Print all the data, keeping every line exactly as it is.
<<<<
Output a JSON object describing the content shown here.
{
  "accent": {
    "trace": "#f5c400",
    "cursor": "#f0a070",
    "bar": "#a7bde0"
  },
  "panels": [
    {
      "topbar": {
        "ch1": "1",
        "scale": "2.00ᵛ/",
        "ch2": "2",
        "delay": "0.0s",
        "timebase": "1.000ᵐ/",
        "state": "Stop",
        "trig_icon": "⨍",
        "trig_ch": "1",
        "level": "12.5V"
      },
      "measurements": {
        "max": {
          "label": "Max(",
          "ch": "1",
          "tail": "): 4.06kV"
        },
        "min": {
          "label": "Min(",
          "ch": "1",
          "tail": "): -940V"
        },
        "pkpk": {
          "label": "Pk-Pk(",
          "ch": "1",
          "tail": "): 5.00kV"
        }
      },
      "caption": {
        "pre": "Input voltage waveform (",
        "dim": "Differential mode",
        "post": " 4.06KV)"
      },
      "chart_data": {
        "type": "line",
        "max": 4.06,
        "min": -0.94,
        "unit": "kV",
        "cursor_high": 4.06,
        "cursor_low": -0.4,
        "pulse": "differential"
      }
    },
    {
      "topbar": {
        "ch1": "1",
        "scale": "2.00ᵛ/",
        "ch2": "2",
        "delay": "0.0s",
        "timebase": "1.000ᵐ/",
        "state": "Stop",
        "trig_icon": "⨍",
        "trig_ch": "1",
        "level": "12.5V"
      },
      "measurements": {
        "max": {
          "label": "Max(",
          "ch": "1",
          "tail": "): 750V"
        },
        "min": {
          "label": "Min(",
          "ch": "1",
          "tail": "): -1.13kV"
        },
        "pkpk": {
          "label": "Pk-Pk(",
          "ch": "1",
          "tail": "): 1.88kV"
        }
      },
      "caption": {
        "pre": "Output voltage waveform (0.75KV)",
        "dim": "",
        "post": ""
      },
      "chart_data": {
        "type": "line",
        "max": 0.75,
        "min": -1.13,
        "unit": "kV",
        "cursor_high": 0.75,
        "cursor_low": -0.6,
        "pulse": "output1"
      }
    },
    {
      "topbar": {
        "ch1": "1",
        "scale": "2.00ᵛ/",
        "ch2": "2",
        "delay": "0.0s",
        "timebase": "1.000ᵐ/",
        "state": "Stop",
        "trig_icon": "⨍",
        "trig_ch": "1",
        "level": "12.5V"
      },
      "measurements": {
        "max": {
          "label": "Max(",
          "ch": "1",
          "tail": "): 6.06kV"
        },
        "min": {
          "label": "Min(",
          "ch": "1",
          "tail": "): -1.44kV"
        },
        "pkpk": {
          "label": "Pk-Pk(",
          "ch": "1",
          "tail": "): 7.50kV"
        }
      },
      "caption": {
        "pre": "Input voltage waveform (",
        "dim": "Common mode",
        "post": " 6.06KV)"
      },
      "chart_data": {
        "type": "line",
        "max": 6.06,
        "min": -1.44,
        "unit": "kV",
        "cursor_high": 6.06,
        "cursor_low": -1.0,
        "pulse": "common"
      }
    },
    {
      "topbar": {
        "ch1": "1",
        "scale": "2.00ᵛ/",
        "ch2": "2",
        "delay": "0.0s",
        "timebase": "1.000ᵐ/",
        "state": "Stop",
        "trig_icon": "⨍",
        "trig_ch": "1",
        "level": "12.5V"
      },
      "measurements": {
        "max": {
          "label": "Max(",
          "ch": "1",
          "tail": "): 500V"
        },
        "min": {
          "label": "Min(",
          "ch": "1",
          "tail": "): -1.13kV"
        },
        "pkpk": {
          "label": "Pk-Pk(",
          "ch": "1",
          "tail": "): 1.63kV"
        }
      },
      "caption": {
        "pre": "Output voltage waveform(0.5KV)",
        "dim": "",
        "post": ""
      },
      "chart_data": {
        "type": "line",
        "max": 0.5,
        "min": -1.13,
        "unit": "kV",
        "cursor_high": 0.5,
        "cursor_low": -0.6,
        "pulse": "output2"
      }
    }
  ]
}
>>>>
_FULL SOLUTION:_
Output a JSON object describing the content shown here.
{
  "accent": {
    "trace": "#f5c400",
    "cursor": "#f0a070",
    "bar": "#a7bde0"
  },
  "panels": [
    {
      "topbar": {
        "ch1": "1",
        "scale": "2.00ᵛ/",
        "ch2": "2",
        "delay": "0.0s",
        "timebase": "1.000ᵐ/",
        "state": "Stop",
        "trig_icon": "⨍",
        "trig_ch": "1",
        "level": "12.5V"
      },
      "measurements": {
        "max": {
          "label": "Max(",
          "ch": "1",
          "tail": "): 4.06kV"
        },
        "min": {
          "label": "Min(",
          "ch": "1",
          "tail": "): -940V"
        },
        "pkpk": {
          "label": "Pk-Pk(",
          "ch": "1",
          "tail": "): 5.00kV"
        }
      },
      "caption": {
        "pre": "Input voltage waveform (",
        "dim": "Differential mode",
        "post": " 4.06KV)"
      },
      "chart_data": {
        "type": "line",
        "max": 4.06,
        "min": -0.94,
        "unit": "kV",
        "cursor_high": 4.06,
        "cursor_low": -0.4,
        "pulse": "differential"
      }
    },
    {
      "topbar": {
        "ch1": "1",
        "scale": "2.00ᵛ/",
        "ch2": "2",
        "delay": "0.0s",
        "timebase": "1.000ᵐ/",
        "state": "Stop",
        "trig_icon": "⨍",
        "trig_ch": "1",
        "level": "12.5V"
      },
      "measurements": {
        "max": {
          "label": "Max(",
          "ch": "1",
          "tail": "): 750V"
        },
        "min": {
          "label": "Min(",
          "ch": "1",
          "tail": "): -1.13kV"
        },
        "pkpk": {
          "label": "Pk-Pk(",
          "ch": "1",
          "tail": "): 1.88kV"
        }
      },
      "caption": {
        "pre": "Output voltage waveform (0.75KV)",
        "dim": "",
        "post": ""
      },
      "chart_data": {
        "type": "line",
        "max": 0.75,
        "min": -1.13,
        "unit": "kV",
        "cursor_high": 0.75,
        "cursor_low": -0.6,
        "pulse": "output1"
      }
    },
    {
      "topbar": {
        "ch1": "1",
        "scale": "2.00ᵛ/",
        "ch2": "2",
        "delay": "0.0s",
        "timebase": "1.000ᵐ/",
        "state": "Stop",
        "trig_icon": "⨍",
        "trig_ch": "1",
        "level": "12.5V"
      },
      "measurements": {
        "max": {
          "label": "Max(",
          "ch": "1",
          "tail": "): 6.06kV"
        },
        "min": {
          "label": "Min(",
          "ch": "1",
          "tail": "): -1.44kV"
        },
        "pkpk": {
          "label": "Pk-Pk(",
          "ch": "1",
          "tail": "): 7.50kV"
        }
      },
      "caption": {
        "pre": "Input voltage waveform (",
        "dim": "Common mode",
        "post": " 6.06KV)"
      },
      "chart_data": {
        "type": "line",
        "max": 6.06,
        "min": -1.44,
        "unit": "kV",
        "cursor_high": 6.06,
        "cursor_low": -1.0,
        "pulse": "common"
      }
    },
    {
      "topbar": {
        "ch1": "1",
        "scale": "2.00ᵛ/",
        "ch2": "2",
        "delay": "0.0s",
        "timebase": "1.000ᵐ/",
        "state": "Stop",
        "trig_icon": "⨍",
        "trig_ch": "1",
        "level": "12.5V"
      },
      "measurements": {
        "max": {
          "label": "Max(",
          "ch": "1",
          "tail": "): 500V"
        },
        "min": {
          "label": "Min(",
          "ch": "1",
          "tail": "): -1.13kV"
        },
        "pkpk": {
          "label": "Pk-Pk(",
          "ch": "1",
          "tail": "): 1.63kV"
        }
      },
      "caption": {
        "pre": "Output voltage waveform(0.5KV)",
        "dim": "",
        "post": ""
      },
      "chart_data": {
        "type": "line",
        "max": 0.5,
        "min": -1.13,
        "unit": "kV",
        "cursor_high": 0.5,
        "cursor_low": -0.6,
        "pulse": "output2"
      }
    }
  ]
}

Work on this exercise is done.